The Canadian Naval Review is published by the Mulroney Institute of Government at St. Francis Xavier University. It is a professional journal examining a wide range of maritime security issues from a Canadian perspective. It focuses on strategic concepts, policies, historical perspectives, and operations of the Canadian Navy, plus oceans policy, marine affairs, and national security in general. This initiative brings together members of the Canadian defense and academic communities and is a component of the Mulroney Institute's focus on Maritime Security.

The Canadian Naval Review has three primary objectives:

  • provide a public forum for the discussion of the maritime dimensions of Canada’s national security;
  • provide a public forum for the discussion of Canada’s naval and maritime policies; and
  • provide a source for the public examination of Canadian naval and maritime history and for the development of lessons learned.


Preview
Canadian Naval Review
Vol. 14, No. 2 (2018)

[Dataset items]
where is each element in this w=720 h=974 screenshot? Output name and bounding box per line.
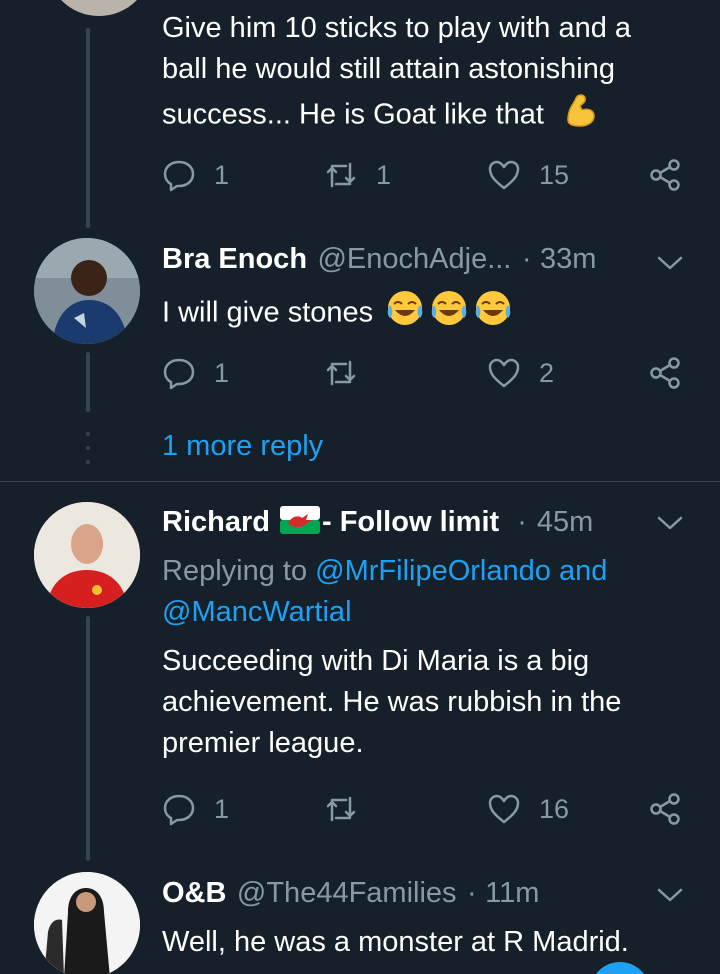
heart-icon bbox=[488, 794, 520, 824]
replying-to: Replying to @MrFilipeOrlando and @MancWa… bbox=[162, 555, 608, 628]
tweet-text: Succeeding with Di Maria is a big achiev… bbox=[162, 645, 622, 759]
tweet-header: Bra Enoch @EnochAdje... · 33m bbox=[162, 243, 596, 276]
share-icon bbox=[650, 357, 680, 389]
tweet-text: Well, he was a monster at R Madrid. bbox=[162, 926, 629, 958]
display-name[interactable]: O&B bbox=[162, 877, 226, 909]
flexed-biceps-emoji bbox=[560, 90, 600, 142]
tweet-actions: 1 1 15 bbox=[162, 155, 692, 195]
divider bbox=[0, 481, 720, 482]
handle[interactable]: @The44Families bbox=[237, 877, 457, 909]
reply-icon bbox=[163, 160, 195, 192]
separator: · bbox=[521, 243, 532, 275]
reply-icon bbox=[163, 794, 195, 826]
avatar[interactable] bbox=[34, 872, 140, 974]
handle[interactable]: @EnochAdje... bbox=[317, 243, 511, 275]
mention-link[interactable]: @MancWartial bbox=[162, 596, 352, 628]
tweet-header: Richard - Follow limit · 45m bbox=[162, 506, 594, 539]
reply-button[interactable]: 1 bbox=[162, 789, 229, 829]
wales-flag-icon bbox=[279, 506, 320, 539]
tweet-actions: 1 16 bbox=[162, 789, 692, 829]
heart-icon bbox=[488, 358, 520, 388]
mention-link[interactable]: @MrFilipeOrlando bbox=[315, 555, 551, 587]
heart-icon bbox=[488, 160, 520, 190]
like-button[interactable]: 16 bbox=[487, 789, 569, 829]
retweet-icon bbox=[326, 162, 356, 188]
retweet-icon bbox=[326, 796, 356, 822]
avatar[interactable] bbox=[46, 0, 152, 16]
timestamp[interactable]: 33m bbox=[540, 243, 596, 275]
avatar[interactable] bbox=[34, 502, 140, 608]
compose-button[interactable] bbox=[590, 962, 650, 974]
retweet-button[interactable]: 1 bbox=[324, 155, 391, 195]
display-name[interactable]: Richard bbox=[162, 506, 270, 539]
reply-icon bbox=[163, 358, 195, 390]
like-button[interactable]: 15 bbox=[487, 155, 569, 195]
share-icon bbox=[650, 793, 680, 825]
chevron-down-icon[interactable] bbox=[655, 248, 685, 278]
separator: · bbox=[517, 506, 527, 538]
display-name[interactable]: Bra Enoch bbox=[162, 243, 307, 275]
separator: · bbox=[466, 877, 477, 909]
reply-button[interactable]: 1 bbox=[162, 353, 229, 393]
timestamp[interactable]: 45m bbox=[537, 506, 593, 539]
tweet-header: O&B @The44Families · 11m bbox=[162, 877, 539, 910]
tweet-actions: 1 2 bbox=[162, 353, 692, 393]
tweet-text: I will give stones bbox=[162, 288, 513, 340]
timestamp[interactable]: 11m bbox=[485, 877, 539, 909]
share-button[interactable] bbox=[648, 353, 682, 393]
chevron-down-icon[interactable] bbox=[655, 880, 685, 910]
thread-line bbox=[86, 28, 90, 228]
reply-button[interactable]: 1 bbox=[162, 155, 229, 195]
chevron-down-icon[interactable] bbox=[655, 508, 685, 538]
joy-emoji bbox=[385, 288, 513, 340]
thread-line bbox=[86, 352, 90, 412]
avatar[interactable] bbox=[34, 238, 140, 344]
retweet-icon bbox=[326, 360, 356, 386]
share-button[interactable] bbox=[648, 789, 682, 829]
more-replies-link[interactable]: 1 more reply bbox=[162, 430, 323, 463]
more-replies-dots bbox=[85, 432, 91, 464]
tweet-text: Give him 10 sticks to play with and a ba… bbox=[162, 8, 631, 142]
retweet-button[interactable] bbox=[324, 789, 358, 829]
share-icon bbox=[650, 159, 680, 191]
like-button[interactable]: 2 bbox=[487, 353, 554, 393]
share-button[interactable] bbox=[648, 155, 682, 195]
retweet-button[interactable] bbox=[324, 353, 358, 393]
thread-line bbox=[86, 616, 90, 861]
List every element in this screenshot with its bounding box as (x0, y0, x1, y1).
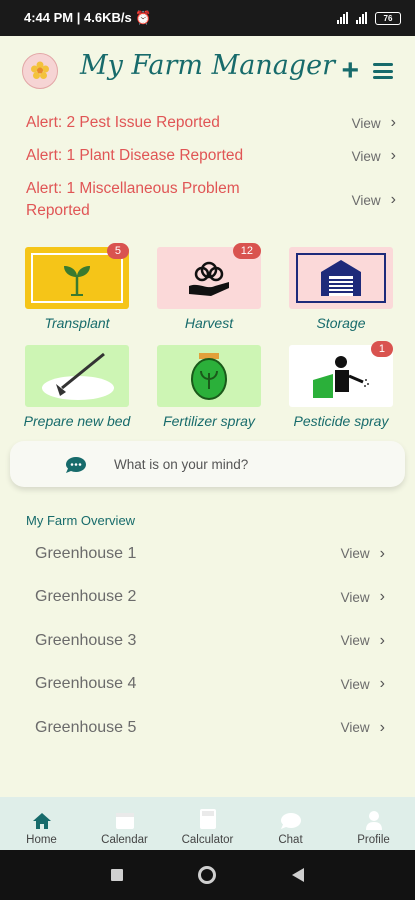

Exercises ->
(A) In the records, please rewrite the lines from the one holding "heart-icon bbox=[488, 794, 520, 824]" through the one holding "share-icon bbox=[650, 357, 680, 389]", inclusive, replacing "tweet-text" with "post-text" and leaving everything else as is.
(B) Pick up the Canadian Naval Review text right after its final line and keep it going.

Exercise answers ->
(A)
heart-icon bbox=[488, 794, 520, 824]
replying-to: Replying to @MrFilipeOrlando and @MancWa… bbox=[162, 555, 608, 628]
post-text: Succeeding with Di Maria is a big achiev… bbox=[162, 645, 622, 759]
tweet-header: Bra Enoch @EnochAdje... · 33m bbox=[162, 243, 596, 276]
share-icon bbox=[650, 357, 680, 389]

(B)
CNR has settled nicely into its new home at St. Francis Xavier University – although there are still a few hiccups we have to sort out. And to celebrate our new home, we’ve produced another great issue. We start with a controversial Editorial asking why we hear so much about the Type 26 option for the CSC, and if the ‘fix is in’ on the CSC competition. That’s sure to raise some comments. We then move on to some interesting articles. Our first article looks at the policies and practices to recruit and retain women in the armed forces of Canada, Australia and New Zealand. The second article takes a look at the purposes and prospects of Operation Nanook and how it has changed under the Trudeau government. Our third article discusses a book about European navies and considers how Canada’s navy has fared in the years since the end of the Cold War compared to its European allies. Making Waves contains some great material: one commentary questions the future ability of the AOPS to work in the Arctic without adequate fueling facilities; one commentary looks at the message Canada is sending the world with the lightly-armed AOPS; another commentary makes us think the unthinkable, a NATO without the United States; and another commentary looks at Egypt and the Mistral ships it bought (or did it?) from France. And of course, we have our usual columns and book reviews – and great photos. Don’t miss it.

The issue will be available soon – keep your eyes on the CNR Twitter account for details (@CdnNavalReview). And see the full table of contents below.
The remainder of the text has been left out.